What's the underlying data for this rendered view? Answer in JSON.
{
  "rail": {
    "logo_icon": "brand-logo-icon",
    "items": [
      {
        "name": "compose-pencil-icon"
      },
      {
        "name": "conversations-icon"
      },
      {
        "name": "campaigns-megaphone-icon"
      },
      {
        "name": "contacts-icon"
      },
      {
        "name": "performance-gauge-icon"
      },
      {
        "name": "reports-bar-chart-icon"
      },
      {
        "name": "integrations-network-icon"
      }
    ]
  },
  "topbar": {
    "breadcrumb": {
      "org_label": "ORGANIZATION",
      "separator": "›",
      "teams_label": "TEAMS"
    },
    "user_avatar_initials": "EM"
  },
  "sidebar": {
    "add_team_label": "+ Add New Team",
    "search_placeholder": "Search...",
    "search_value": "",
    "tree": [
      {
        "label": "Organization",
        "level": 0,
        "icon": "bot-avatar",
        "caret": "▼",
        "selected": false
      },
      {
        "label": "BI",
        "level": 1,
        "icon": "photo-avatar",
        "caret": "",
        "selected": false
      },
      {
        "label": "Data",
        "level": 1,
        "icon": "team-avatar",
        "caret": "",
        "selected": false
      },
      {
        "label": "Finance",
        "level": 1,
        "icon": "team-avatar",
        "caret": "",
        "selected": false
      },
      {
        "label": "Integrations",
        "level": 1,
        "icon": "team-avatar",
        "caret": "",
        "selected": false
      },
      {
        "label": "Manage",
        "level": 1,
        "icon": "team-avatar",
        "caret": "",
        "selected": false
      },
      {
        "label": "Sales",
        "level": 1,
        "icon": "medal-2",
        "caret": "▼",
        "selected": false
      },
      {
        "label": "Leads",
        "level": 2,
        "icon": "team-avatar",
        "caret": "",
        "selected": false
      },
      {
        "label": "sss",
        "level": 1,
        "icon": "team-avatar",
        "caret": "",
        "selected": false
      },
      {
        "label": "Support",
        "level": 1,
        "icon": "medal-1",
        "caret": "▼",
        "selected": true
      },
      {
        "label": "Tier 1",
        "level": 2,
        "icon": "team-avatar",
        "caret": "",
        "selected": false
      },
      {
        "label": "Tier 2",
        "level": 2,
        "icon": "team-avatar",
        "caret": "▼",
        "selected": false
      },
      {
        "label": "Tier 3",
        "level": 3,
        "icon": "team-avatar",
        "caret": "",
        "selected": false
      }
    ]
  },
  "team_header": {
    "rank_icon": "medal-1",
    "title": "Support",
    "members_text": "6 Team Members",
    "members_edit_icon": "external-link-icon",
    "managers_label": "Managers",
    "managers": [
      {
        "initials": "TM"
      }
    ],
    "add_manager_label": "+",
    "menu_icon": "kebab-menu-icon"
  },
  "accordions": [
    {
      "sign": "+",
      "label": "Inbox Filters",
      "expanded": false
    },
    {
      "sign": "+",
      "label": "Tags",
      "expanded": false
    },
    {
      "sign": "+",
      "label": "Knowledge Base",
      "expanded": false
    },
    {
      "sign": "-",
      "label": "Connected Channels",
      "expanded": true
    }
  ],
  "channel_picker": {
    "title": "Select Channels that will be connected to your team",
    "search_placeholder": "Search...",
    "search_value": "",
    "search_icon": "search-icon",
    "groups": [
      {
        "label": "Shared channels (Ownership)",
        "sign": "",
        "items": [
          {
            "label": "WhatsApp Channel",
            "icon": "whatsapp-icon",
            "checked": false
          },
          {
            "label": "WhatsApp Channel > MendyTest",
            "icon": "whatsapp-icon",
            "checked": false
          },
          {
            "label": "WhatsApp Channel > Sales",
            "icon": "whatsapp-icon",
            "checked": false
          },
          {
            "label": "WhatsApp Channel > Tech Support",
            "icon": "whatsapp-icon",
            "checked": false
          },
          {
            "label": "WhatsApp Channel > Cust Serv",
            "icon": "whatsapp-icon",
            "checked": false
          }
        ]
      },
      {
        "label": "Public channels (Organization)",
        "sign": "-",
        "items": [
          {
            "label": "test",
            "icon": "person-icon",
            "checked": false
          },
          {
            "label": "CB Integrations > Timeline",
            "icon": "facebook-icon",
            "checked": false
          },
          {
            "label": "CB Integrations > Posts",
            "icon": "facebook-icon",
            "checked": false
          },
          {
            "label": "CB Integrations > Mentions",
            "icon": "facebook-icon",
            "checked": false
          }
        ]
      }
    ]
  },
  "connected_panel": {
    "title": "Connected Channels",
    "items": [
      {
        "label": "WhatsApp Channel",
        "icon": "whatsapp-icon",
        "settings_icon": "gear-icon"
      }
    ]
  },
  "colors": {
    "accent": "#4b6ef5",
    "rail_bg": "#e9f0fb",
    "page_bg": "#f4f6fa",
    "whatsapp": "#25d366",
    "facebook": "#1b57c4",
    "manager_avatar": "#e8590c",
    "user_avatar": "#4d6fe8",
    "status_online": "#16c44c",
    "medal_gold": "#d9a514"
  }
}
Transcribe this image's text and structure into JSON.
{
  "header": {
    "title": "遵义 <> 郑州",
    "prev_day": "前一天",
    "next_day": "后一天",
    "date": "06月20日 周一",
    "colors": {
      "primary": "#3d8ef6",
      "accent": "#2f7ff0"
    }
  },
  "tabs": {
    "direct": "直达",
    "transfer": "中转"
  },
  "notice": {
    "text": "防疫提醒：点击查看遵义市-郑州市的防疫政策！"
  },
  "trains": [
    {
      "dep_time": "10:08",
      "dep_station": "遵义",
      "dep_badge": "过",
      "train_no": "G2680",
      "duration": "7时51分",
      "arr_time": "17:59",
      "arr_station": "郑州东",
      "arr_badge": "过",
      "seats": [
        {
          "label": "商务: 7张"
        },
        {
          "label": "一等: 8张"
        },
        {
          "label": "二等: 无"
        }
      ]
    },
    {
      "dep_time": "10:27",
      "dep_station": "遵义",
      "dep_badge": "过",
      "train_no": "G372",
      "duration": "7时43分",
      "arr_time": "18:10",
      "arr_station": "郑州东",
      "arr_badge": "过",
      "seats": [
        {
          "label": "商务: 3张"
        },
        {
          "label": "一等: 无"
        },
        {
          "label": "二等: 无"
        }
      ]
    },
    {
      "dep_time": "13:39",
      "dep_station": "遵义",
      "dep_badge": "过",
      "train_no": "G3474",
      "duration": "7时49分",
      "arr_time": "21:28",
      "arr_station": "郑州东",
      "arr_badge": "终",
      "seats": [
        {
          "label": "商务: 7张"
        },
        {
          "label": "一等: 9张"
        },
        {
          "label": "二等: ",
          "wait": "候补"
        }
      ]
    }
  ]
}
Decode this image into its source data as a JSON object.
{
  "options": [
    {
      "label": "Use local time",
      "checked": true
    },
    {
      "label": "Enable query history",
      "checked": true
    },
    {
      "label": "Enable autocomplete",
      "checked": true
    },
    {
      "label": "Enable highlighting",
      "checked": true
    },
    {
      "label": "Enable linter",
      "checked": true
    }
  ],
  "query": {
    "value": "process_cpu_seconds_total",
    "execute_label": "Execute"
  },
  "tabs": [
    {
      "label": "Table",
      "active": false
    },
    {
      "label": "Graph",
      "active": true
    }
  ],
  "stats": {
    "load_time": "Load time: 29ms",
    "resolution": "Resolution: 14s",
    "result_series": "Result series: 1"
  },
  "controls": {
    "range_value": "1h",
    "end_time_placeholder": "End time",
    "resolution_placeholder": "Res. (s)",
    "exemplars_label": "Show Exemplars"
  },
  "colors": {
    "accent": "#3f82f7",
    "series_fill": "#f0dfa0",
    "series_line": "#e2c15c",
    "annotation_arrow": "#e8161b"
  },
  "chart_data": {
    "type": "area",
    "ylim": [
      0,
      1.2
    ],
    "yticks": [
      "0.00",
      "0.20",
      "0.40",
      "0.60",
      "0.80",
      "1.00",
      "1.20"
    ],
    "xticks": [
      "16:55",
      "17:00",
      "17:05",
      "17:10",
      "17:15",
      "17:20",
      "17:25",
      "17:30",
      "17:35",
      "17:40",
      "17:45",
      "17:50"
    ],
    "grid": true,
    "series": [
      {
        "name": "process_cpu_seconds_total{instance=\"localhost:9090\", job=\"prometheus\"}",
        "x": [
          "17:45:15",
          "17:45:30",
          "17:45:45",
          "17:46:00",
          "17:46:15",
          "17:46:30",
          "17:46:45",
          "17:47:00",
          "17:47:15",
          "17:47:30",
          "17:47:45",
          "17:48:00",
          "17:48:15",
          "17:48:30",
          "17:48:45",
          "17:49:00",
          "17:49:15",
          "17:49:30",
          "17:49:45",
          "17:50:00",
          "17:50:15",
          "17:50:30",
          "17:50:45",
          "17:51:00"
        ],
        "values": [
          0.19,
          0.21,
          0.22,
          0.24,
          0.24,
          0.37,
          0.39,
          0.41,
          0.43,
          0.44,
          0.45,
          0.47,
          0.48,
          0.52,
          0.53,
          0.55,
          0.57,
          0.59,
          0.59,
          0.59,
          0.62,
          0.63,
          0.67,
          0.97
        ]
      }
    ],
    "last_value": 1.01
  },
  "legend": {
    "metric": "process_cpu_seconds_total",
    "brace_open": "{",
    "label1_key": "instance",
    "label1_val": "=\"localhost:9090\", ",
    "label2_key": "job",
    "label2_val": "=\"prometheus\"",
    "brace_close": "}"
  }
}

..........

[AIM OF THE EXERCISE]: Copy out the lines that hold "into".

[OUTPUT]:
Transcribe this image's text and structure into JSON.
Decode this image into its source data as a JSON object.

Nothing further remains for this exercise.